> _Work required_
Pictures do not belong in the copy; transcribe everything else in the records exactly.

——

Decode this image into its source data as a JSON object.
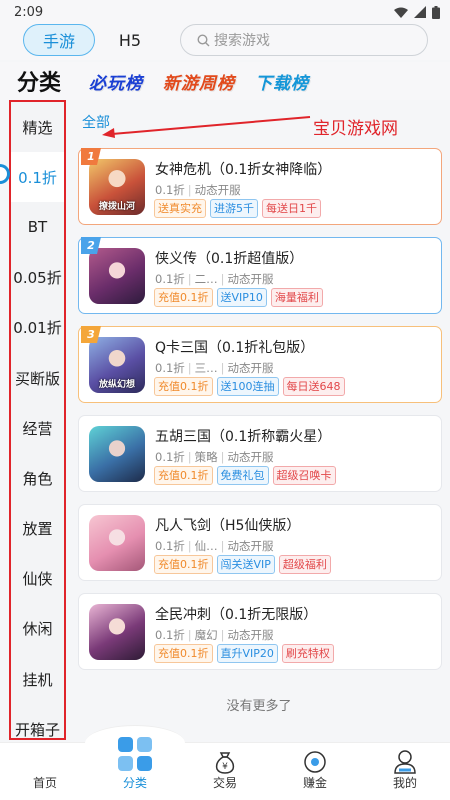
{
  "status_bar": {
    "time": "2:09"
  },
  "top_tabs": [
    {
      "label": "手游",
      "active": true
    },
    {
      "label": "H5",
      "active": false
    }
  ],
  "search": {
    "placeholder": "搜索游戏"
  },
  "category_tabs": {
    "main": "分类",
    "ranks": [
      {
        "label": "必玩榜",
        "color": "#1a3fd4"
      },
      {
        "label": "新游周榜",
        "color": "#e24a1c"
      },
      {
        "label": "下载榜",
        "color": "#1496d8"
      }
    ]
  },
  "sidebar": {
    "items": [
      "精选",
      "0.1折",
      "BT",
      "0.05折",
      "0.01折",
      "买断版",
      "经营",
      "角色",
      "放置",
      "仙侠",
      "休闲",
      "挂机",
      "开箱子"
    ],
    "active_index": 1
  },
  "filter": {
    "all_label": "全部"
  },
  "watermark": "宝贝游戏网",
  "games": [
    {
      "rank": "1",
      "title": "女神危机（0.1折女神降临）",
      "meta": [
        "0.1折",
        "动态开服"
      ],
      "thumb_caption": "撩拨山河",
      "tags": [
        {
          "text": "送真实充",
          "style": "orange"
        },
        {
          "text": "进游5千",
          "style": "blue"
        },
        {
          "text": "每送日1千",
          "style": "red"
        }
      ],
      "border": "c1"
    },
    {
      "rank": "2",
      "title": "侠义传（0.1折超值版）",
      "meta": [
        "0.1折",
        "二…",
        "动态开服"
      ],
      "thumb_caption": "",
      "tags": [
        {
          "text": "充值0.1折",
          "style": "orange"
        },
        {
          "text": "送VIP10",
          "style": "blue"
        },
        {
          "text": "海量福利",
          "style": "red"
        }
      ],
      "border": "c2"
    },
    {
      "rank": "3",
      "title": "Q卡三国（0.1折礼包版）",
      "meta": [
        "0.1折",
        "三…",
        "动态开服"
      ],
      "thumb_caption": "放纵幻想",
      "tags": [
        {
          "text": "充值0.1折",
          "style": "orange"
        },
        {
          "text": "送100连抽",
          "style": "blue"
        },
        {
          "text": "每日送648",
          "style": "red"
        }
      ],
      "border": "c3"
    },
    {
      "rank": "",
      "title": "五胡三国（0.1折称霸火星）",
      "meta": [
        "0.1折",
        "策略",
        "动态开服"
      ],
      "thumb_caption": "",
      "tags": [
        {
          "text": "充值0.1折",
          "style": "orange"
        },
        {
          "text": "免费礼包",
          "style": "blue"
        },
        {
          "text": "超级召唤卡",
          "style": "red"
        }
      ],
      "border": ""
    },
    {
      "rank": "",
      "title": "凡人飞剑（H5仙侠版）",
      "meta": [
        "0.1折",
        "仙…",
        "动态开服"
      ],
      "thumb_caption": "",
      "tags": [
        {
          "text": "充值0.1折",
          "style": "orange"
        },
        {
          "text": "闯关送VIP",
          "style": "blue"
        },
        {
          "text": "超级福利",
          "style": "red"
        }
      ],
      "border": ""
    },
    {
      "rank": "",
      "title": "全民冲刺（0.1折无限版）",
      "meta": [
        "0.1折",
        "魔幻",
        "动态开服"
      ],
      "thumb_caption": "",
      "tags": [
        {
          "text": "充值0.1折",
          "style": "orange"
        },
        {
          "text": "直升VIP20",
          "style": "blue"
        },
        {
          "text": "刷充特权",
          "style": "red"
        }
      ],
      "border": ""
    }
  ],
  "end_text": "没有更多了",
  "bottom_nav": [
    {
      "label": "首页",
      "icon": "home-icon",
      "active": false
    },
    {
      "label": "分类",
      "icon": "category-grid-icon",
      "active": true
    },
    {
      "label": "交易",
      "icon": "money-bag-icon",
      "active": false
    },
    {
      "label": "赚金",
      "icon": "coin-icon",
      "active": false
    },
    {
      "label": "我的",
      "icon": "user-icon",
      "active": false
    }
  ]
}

——

> _Correct response_
Decode this image into its source data as a JSON object.
{
  "status_bar": {
    "time": "2:09"
  },
  "top_tabs": [
    {
      "label": "手游",
      "active": true
    },
    {
      "label": "H5",
      "active": false
    }
  ],
  "search": {
    "placeholder": "搜索游戏"
  },
  "category_tabs": {
    "main": "分类",
    "ranks": [
      {
        "label": "必玩榜",
        "color": "#1a3fd4"
      },
      {
        "label": "新游周榜",
        "color": "#e24a1c"
      },
      {
        "label": "下载榜",
        "color": "#1496d8"
      }
    ]
  },
  "sidebar": {
    "items": [
      "精选",
      "0.1折",
      "BT",
      "0.05折",
      "0.01折",
      "买断版",
      "经营",
      "角色",
      "放置",
      "仙侠",
      "休闲",
      "挂机",
      "开箱子"
    ],
    "active_index": 1
  },
  "filter": {
    "all_label": "全部"
  },
  "watermark": "宝贝游戏网",
  "games": [
    {
      "rank": "1",
      "title": "女神危机（0.1折女神降临）",
      "meta": [
        "0.1折",
        "动态开服"
      ],
      "thumb_caption": "撩拨山河",
      "tags": [
        {
          "text": "送真实充",
          "style": "orange"
        },
        {
          "text": "进游5千",
          "style": "blue"
        },
        {
          "text": "每送日1千",
          "style": "red"
        }
      ],
      "border": "c1"
    },
    {
      "rank": "2",
      "title": "侠义传（0.1折超值版）",
      "meta": [
        "0.1折",
        "二…",
        "动态开服"
      ],
      "thumb_caption": "",
      "tags": [
        {
          "text": "充值0.1折",
          "style": "orange"
        },
        {
          "text": "送VIP10",
          "style": "blue"
        },
        {
          "text": "海量福利",
          "style": "red"
        }
      ],
      "border": "c2"
    },
    {
      "rank": "3",
      "title": "Q卡三国（0.1折礼包版）",
      "meta": [
        "0.1折",
        "三…",
        "动态开服"
      ],
      "thumb_caption": "放纵幻想",
      "tags": [
        {
          "text": "充值0.1折",
          "style": "orange"
        },
        {
          "text": "送100连抽",
          "style": "blue"
        },
        {
          "text": "每日送648",
          "style": "red"
        }
      ],
      "border": "c3"
    },
    {
      "rank": "",
      "title": "五胡三国（0.1折称霸火星）",
      "meta": [
        "0.1折",
        "策略",
        "动态开服"
      ],
      "thumb_caption": "",
      "tags": [
        {
          "text": "充值0.1折",
          "style": "orange"
        },
        {
          "text": "免费礼包",
          "style": "blue"
        },
        {
          "text": "超级召唤卡",
          "style": "red"
        }
      ],
      "border": ""
    },
    {
      "rank": "",
      "title": "凡人飞剑（H5仙侠版）",
      "meta": [
        "0.1折",
        "仙…",
        "动态开服"
      ],
      "thumb_caption": "",
      "tags": [
        {
          "text": "充值0.1折",
          "style": "orange"
        },
        {
          "text": "闯关送VIP",
          "style": "blue"
        },
        {
          "text": "超级福利",
          "style": "red"
        }
      ],
      "border": ""
    },
    {
      "rank": "",
      "title": "全民冲刺（0.1折无限版）",
      "meta": [
        "0.1折",
        "魔幻",
        "动态开服"
      ],
      "thumb_caption": "",
      "tags": [
        {
          "text": "充值0.1折",
          "style": "orange"
        },
        {
          "text": "直升VIP20",
          "style": "blue"
        },
        {
          "text": "刷充特权",
          "style": "red"
        }
      ],
      "border": ""
    }
  ],
  "end_text": "没有更多了",
  "bottom_nav": [
    {
      "label": "首页",
      "icon": "home-icon",
      "active": false
    },
    {
      "label": "分类",
      "icon": "category-grid-icon",
      "active": true
    },
    {
      "label": "交易",
      "icon": "money-bag-icon",
      "active": false
    },
    {
      "label": "赚金",
      "icon": "coin-icon",
      "active": false
    },
    {
      "label": "我的",
      "icon": "user-icon",
      "active": false
    }
  ]
}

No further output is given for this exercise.